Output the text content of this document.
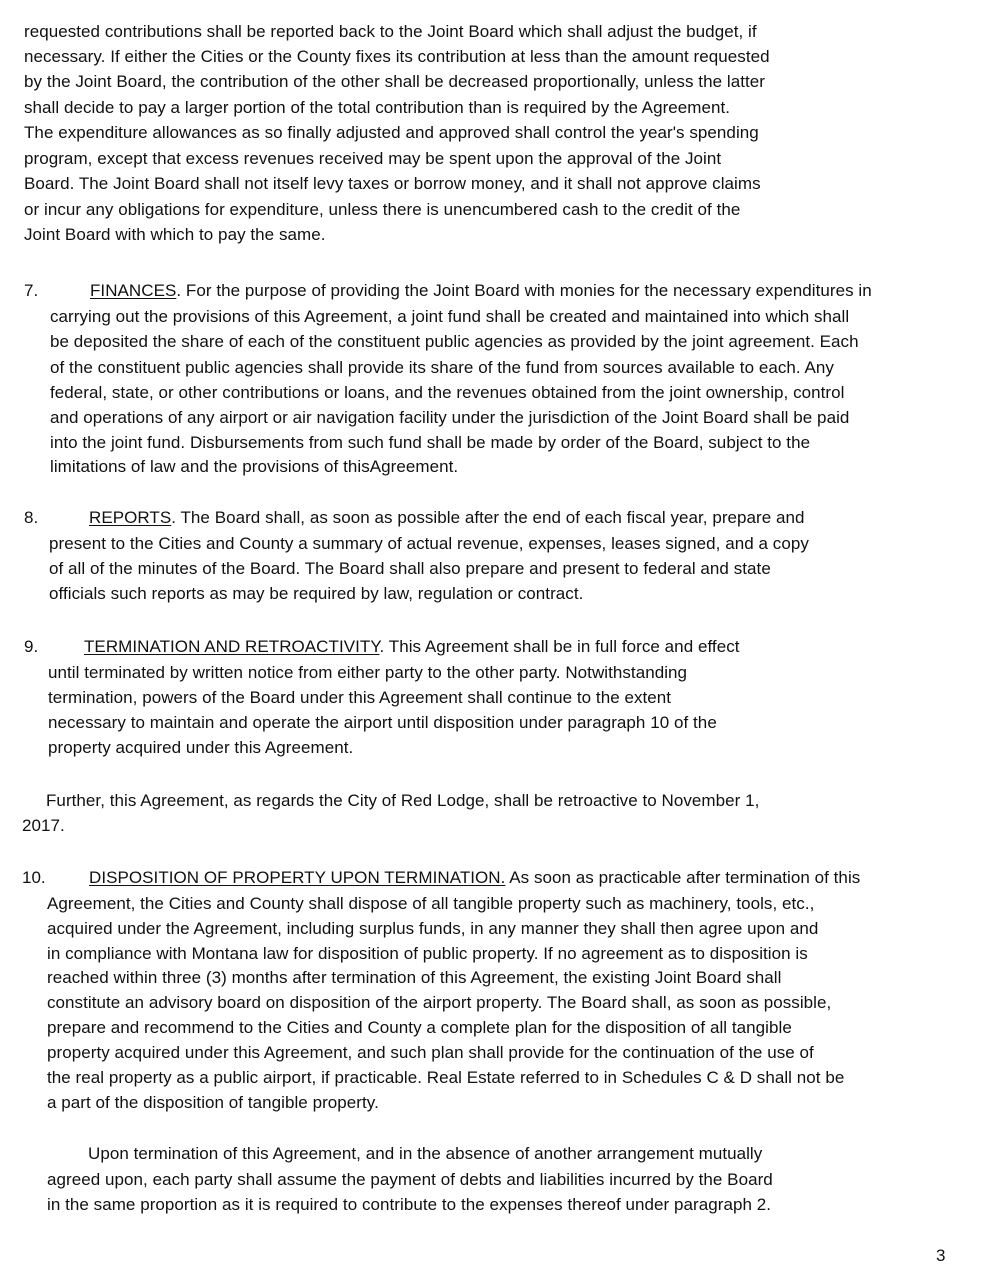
requested contributions shall be reported back to the Joint Board which shall adjust the budget, if
necessary. If either the Cities or the County fixes its contribution at less than the amount requested
by the Joint Board, the contribution of the other shall be decreased proportionally, unless the latter
shall decide to pay a larger portion of the total contribution than is required by the Agreement.
The expenditure allowances as so finally adjusted and approved shall control the year's spending
program, except that excess revenues received may be spent upon the approval of the Joint
Board. The Joint Board shall not itself levy taxes or borrow money, and it shall not approve claims
or incur any obligations for expenditure, unless there is unencumbered cash to the credit of the
Joint Board with which to pay the same.
7.	FINANCES. For the purpose of providing the Joint Board with monies for the necessary expenditures in
carrying out the provisions of this Agreement, a joint fund shall be created and maintained into which shall
be deposited the share of each of the constituent public agencies as provided by the joint agreement. Each
of the constituent public agencies shall provide its share of the fund from sources available to each. Any
federal, state, or other contributions or loans, and the revenues obtained from the joint ownership, control
and operations of any airport or air navigation facility under the jurisdiction of the Joint Board shall be paid
into the joint fund. Disbursements from such fund shall be made by order of the Board, subject to the
limitations of law and the provisions of thisAgreement.
8.	REPORTS. The Board shall, as soon as possible after the end of each fiscal year, prepare and
present to the Cities and County a summary of actual revenue, expenses, leases signed, and a copy
of all of the minutes of the Board. The Board shall also prepare and present to federal and state
officials such reports as may be required by law, regulation or contract.
9.	TERMINATION AND RETROACTIVITY. This Agreement shall be in full force and effect
until terminated by written notice from either party to the other party. Notwithstanding
termination, powers of the Board under this Agreement shall continue to the extent
necessary to maintain and operate the airport until disposition under paragraph 10 of the
property acquired under this Agreement.
Further, this Agreement, as regards the City of Red Lodge, shall be retroactive to November 1,
2017.
10.	DISPOSITION OF PROPERTY UPON TERMINATION. As soon as practicable after termination of this
Agreement, the Cities and County shall dispose of all tangible property such as machinery, tools, etc.,
acquired under the Agreement, including surplus funds, in any manner they shall then agree upon and
in compliance with Montana law for disposition of public property. If no agreement as to disposition is
reached within three (3) months after termination of this Agreement, the existing Joint Board shall
constitute an advisory board on disposition of the airport property. The Board shall, as soon as possible,
prepare and recommend to the Cities and County a complete plan for the disposition of all tangible
property acquired under this Agreement, and such plan shall provide for the continuation of the use of
the real property as a public airport, if practicable. Real Estate referred to in Schedules C & D shall not be
a part of the disposition of tangible property.
Upon termination of this Agreement, and in the absence of another arrangement mutually
agreed upon, each party shall assume the payment of debts and liabilities incurred by the Board
in the same proportion as it is required to contribute to the expenses thereof under paragraph 2.
3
━━━━━━━━━━━━━━━━━━━━━━━━━━━━━━
> [Required work]
All of the records above must be copied exactly, except for the pictures.

> [Exercise solution]
Output the text content of this document.
requested contributions shall be reported back to the Joint Board which shall adjust the budget, if
necessary. If either the Cities or the County fixes its contribution at less than the amount requested
by the Joint Board, the contribution of the other shall be decreased proportionally, unless the latter
shall decide to pay a larger portion of the total contribution than is required by the Agreement.
The expenditure allowances as so finally adjusted and approved shall control the year's spending
program, except that excess revenues received may be spent upon the approval of the Joint
Board. The Joint Board shall not itself levy taxes or borrow money, and it shall not approve claims
or incur any obligations for expenditure, unless there is unencumbered cash to the credit of the
Joint Board with which to pay the same.
7.	FINANCES. For the purpose of providing the Joint Board with monies for the necessary expenditures in
carrying out the provisions of this Agreement, a joint fund shall be created and maintained into which shall
be deposited the share of each of the constituent public agencies as provided by the joint agreement. Each
of the constituent public agencies shall provide its share of the fund from sources available to each. Any
federal, state, or other contributions or loans, and the revenues obtained from the joint ownership, control
and operations of any airport or air navigation facility under the jurisdiction of the Joint Board shall be paid
into the joint fund. Disbursements from such fund shall be made by order of the Board, subject to the
limitations of law and the provisions of thisAgreement.
8.	REPORTS. The Board shall, as soon as possible after the end of each fiscal year, prepare and
present to the Cities and County a summary of actual revenue, expenses, leases signed, and a copy
of all of the minutes of the Board. The Board shall also prepare and present to federal and state
officials such reports as may be required by law, regulation or contract.
9.	TERMINATION AND RETROACTIVITY. This Agreement shall be in full force and effect
until terminated by written notice from either party to the other party. Notwithstanding
termination, powers of the Board under this Agreement shall continue to the extent
necessary to maintain and operate the airport until disposition under paragraph 10 of the
property acquired under this Agreement.
Further, this Agreement, as regards the City of Red Lodge, shall be retroactive to November 1,
2017.
10.	DISPOSITION OF PROPERTY UPON TERMINATION. As soon as practicable after termination of this
Agreement, the Cities and County shall dispose of all tangible property such as machinery, tools, etc.,
acquired under the Agreement, including surplus funds, in any manner they shall then agree upon and
in compliance with Montana law for disposition of public property. If no agreement as to disposition is
reached within three (3) months after termination of this Agreement, the existing Joint Board shall
constitute an advisory board on disposition of the airport property. The Board shall, as soon as possible,
prepare and recommend to the Cities and County a complete plan for the disposition of all tangible
property acquired under this Agreement, and such plan shall provide for the continuation of the use of
the real property as a public airport, if practicable. Real Estate referred to in Schedules C & D shall not be
a part of the disposition of tangible property.
Upon termination of this Agreement, and in the absence of another arrangement mutually
agreed upon, each party shall assume the payment of debts and liabilities incurred by the Board
in the same proportion as it is required to contribute to the expenses thereof under paragraph 2.
3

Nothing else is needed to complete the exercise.